■ **Your goal**
Scan the data for "anomaly" and copy the lines it appears in.

============================================================

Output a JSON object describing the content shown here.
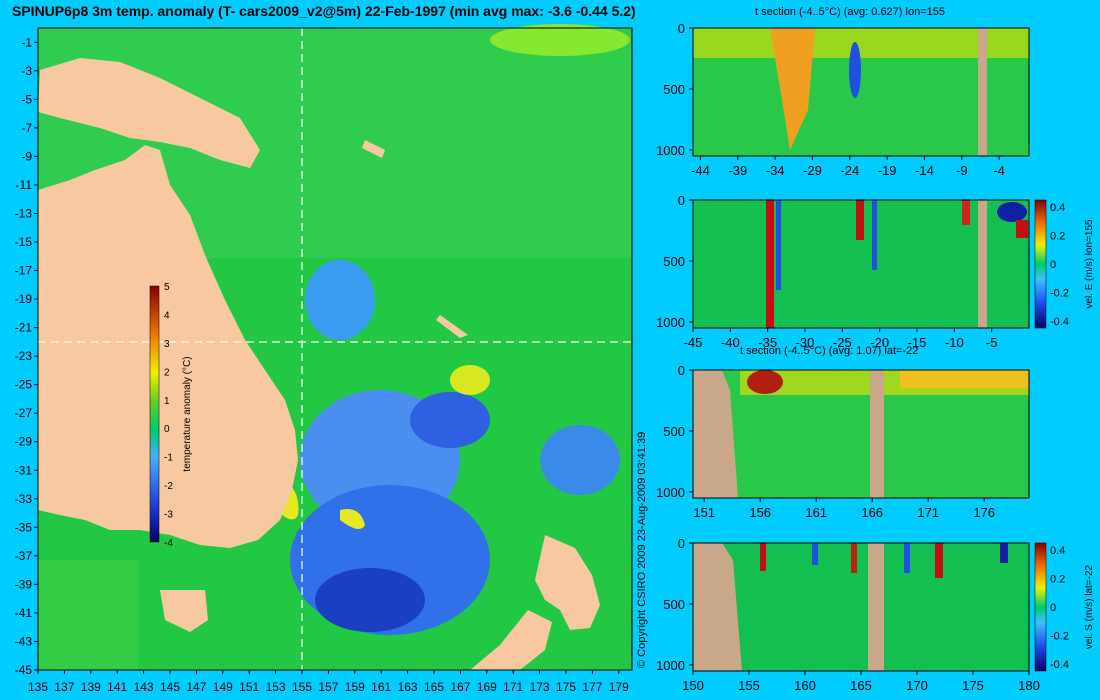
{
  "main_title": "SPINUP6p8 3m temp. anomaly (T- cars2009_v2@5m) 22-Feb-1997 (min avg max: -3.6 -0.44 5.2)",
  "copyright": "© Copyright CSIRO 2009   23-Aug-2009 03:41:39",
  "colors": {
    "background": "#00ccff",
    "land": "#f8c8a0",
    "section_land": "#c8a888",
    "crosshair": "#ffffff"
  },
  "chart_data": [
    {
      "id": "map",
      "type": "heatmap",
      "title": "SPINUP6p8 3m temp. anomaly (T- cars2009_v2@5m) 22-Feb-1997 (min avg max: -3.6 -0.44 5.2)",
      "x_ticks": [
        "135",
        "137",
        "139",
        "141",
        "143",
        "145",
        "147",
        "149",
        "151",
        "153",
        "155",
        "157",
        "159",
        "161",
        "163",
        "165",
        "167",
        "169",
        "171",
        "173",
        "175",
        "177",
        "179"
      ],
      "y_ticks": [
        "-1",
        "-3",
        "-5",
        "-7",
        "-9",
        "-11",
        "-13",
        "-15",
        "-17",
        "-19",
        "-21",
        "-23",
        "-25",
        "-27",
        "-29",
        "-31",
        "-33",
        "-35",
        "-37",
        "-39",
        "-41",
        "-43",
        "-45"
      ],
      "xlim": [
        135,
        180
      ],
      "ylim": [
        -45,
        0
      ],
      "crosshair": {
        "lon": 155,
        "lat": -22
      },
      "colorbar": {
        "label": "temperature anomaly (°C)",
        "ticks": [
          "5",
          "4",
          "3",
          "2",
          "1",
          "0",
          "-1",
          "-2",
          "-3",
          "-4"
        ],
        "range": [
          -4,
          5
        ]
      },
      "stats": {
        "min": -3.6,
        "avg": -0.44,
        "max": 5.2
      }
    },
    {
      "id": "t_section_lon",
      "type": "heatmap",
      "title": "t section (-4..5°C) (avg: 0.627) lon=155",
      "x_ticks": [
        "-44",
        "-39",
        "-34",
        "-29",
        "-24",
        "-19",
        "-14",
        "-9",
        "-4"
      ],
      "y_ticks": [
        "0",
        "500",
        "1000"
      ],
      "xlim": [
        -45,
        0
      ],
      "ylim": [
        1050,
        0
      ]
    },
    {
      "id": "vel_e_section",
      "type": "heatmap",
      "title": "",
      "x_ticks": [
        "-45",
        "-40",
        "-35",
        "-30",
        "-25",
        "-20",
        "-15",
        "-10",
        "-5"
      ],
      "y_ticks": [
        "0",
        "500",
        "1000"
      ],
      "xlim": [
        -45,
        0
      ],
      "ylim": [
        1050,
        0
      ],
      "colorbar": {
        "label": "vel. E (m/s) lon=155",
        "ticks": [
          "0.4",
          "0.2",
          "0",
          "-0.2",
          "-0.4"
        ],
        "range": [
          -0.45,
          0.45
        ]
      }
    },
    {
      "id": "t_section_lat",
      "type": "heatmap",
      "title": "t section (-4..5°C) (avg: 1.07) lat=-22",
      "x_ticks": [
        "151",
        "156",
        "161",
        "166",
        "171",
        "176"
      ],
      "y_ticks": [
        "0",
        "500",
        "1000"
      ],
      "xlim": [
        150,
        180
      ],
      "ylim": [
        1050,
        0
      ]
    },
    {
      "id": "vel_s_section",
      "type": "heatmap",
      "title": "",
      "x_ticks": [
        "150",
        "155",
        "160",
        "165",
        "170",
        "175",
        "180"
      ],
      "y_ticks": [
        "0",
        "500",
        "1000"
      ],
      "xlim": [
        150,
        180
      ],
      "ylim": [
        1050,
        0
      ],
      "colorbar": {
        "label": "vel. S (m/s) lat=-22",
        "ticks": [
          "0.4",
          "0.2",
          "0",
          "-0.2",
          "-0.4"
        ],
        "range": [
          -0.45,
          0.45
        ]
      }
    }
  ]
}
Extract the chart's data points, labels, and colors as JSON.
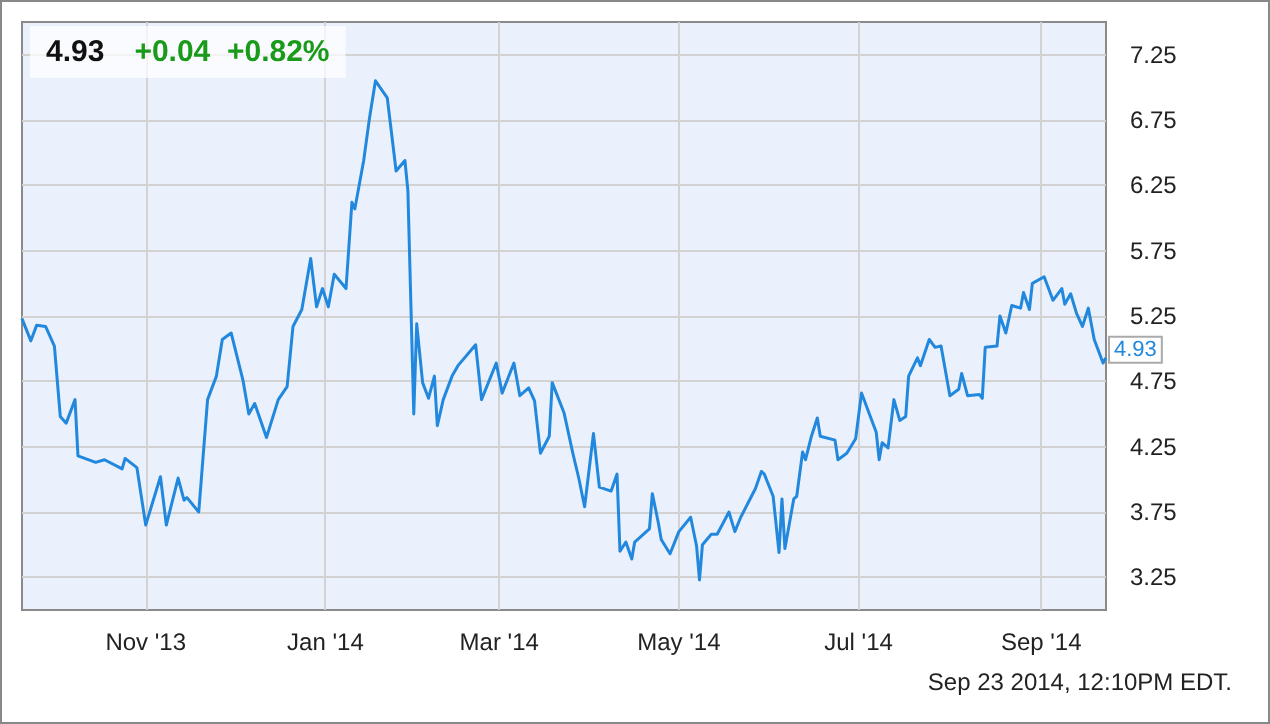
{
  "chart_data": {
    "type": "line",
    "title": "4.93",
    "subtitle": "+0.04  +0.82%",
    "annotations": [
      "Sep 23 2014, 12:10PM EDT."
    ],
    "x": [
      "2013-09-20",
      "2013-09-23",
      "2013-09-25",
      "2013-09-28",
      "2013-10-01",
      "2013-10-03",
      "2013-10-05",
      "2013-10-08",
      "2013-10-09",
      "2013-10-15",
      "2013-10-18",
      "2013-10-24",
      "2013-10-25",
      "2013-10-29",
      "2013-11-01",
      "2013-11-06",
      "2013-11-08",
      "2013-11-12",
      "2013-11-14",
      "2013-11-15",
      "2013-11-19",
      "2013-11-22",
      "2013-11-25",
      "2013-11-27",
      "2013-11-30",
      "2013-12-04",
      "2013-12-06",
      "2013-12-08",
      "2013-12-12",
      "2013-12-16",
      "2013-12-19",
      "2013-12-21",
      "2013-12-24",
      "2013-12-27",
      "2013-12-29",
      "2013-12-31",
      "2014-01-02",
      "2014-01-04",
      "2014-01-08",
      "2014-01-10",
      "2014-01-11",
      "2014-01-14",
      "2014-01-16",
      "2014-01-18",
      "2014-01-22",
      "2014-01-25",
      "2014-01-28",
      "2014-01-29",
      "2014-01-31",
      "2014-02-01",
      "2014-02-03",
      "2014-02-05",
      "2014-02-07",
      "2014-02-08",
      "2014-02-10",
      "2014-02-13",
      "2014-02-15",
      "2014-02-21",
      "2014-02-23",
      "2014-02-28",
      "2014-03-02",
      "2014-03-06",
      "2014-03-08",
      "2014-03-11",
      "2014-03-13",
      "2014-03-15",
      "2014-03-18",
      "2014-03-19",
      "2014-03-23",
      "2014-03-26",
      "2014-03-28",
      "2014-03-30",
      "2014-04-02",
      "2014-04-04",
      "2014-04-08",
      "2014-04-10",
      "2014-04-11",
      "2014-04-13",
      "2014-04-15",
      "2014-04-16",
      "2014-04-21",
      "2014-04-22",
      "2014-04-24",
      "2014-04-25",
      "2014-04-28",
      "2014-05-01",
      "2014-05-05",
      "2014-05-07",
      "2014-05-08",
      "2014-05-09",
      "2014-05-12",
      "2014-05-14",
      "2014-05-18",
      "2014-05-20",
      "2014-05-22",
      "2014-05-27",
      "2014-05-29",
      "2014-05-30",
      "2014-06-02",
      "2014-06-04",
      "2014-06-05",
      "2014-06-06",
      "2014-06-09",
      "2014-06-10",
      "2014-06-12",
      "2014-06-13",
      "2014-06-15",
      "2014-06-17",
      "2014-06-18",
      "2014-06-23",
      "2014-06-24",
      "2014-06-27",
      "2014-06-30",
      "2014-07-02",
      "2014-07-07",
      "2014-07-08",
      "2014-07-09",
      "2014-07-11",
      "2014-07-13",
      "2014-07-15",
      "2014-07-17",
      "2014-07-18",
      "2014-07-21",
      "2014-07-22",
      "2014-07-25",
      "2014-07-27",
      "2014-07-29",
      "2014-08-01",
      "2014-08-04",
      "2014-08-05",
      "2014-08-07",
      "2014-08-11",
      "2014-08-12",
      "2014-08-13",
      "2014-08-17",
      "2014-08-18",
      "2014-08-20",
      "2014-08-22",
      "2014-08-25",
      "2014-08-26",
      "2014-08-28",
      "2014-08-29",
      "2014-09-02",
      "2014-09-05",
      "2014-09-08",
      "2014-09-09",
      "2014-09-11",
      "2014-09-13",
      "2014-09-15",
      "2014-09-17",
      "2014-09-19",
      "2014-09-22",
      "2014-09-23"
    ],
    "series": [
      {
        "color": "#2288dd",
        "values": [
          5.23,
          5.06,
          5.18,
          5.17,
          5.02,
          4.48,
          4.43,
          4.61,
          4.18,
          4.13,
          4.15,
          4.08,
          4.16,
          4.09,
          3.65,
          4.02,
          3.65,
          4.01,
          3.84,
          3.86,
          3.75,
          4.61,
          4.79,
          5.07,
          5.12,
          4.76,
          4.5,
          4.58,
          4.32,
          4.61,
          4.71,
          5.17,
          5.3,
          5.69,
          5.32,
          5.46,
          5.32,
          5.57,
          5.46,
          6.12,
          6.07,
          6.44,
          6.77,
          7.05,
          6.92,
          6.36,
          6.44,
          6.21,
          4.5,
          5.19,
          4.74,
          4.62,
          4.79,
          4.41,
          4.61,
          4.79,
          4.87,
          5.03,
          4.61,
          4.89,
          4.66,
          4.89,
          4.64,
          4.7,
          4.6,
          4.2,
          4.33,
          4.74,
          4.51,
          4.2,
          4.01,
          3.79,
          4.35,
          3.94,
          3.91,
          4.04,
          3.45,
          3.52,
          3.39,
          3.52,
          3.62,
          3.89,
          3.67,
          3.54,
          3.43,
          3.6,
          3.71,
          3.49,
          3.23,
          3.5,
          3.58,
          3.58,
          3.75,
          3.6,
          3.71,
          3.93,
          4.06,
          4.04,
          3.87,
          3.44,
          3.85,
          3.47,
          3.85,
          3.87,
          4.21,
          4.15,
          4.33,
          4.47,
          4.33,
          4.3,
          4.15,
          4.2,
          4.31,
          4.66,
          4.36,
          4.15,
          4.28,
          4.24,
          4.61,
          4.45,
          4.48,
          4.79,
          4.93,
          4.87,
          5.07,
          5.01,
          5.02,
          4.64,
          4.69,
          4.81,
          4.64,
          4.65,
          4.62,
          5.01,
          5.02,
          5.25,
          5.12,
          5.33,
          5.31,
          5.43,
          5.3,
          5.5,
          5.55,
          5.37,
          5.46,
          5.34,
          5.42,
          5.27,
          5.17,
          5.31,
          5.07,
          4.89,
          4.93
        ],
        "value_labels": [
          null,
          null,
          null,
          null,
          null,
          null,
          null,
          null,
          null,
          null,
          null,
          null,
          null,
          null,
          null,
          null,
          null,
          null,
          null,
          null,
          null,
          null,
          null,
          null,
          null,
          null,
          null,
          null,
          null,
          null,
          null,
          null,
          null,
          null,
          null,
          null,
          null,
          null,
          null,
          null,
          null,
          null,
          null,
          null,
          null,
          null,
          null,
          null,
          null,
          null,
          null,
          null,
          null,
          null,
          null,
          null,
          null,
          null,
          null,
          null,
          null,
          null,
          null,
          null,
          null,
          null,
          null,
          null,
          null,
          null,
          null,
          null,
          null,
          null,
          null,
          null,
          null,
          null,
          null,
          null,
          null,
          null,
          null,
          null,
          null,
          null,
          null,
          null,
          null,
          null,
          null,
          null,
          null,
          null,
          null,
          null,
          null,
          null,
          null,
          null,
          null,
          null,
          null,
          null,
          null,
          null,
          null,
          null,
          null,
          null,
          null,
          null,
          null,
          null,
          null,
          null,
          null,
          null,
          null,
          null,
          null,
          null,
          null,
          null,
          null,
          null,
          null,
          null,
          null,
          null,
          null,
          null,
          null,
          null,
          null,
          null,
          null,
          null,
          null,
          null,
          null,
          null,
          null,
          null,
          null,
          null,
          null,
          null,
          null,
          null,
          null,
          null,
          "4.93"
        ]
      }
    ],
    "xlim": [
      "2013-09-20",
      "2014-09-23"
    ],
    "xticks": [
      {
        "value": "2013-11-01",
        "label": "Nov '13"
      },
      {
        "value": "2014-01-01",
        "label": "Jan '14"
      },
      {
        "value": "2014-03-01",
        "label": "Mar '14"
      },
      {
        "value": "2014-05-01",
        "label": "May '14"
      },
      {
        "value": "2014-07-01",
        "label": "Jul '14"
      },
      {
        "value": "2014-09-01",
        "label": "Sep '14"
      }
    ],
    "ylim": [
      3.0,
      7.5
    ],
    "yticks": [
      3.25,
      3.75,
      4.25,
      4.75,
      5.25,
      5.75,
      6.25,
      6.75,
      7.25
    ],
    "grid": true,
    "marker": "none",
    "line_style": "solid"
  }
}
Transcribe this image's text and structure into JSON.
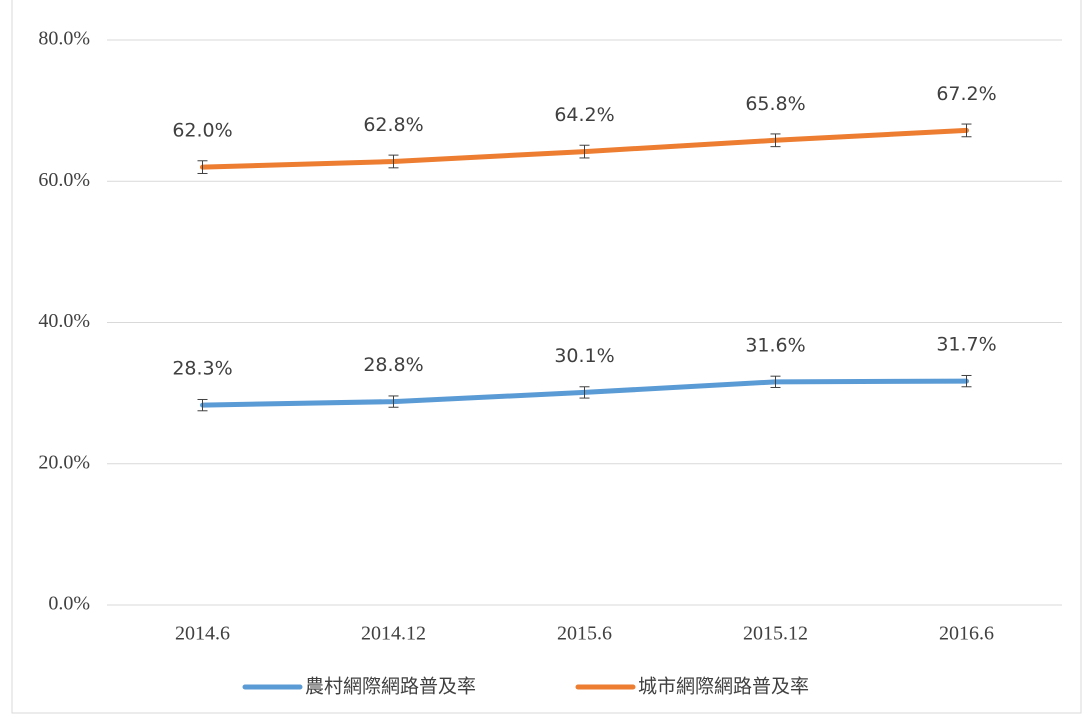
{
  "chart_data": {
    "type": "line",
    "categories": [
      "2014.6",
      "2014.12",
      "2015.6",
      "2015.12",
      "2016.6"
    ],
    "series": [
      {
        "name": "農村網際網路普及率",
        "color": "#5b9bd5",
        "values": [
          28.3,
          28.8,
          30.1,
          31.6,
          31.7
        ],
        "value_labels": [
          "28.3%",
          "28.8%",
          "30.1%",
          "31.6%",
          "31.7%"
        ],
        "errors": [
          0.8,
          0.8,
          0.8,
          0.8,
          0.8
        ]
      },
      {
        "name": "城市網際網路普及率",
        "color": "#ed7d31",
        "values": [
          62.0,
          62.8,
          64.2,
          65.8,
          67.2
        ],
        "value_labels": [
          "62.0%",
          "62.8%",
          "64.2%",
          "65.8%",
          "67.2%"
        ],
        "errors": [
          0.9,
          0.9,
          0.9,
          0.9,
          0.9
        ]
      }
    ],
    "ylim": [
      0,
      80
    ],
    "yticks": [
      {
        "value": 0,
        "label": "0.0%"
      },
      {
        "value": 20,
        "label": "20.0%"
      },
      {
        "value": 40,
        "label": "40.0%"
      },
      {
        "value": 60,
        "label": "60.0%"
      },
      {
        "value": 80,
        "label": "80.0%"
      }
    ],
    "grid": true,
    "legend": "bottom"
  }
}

============================================================

■ **Result for this exercise**
  "main_title": "SPINUP6p8 3m temp. anomaly (T- cars2009_v2@5m) 22-Feb-1997 (min avg max: -3.6 -0.44 5.2)",
      "title": "SPINUP6p8 3m temp. anomaly (T- cars2009_v2@5m) 22-Feb-1997 (min avg max: -3.6 -0.44 5.2)",
        "label": "temperature anomaly (°C)",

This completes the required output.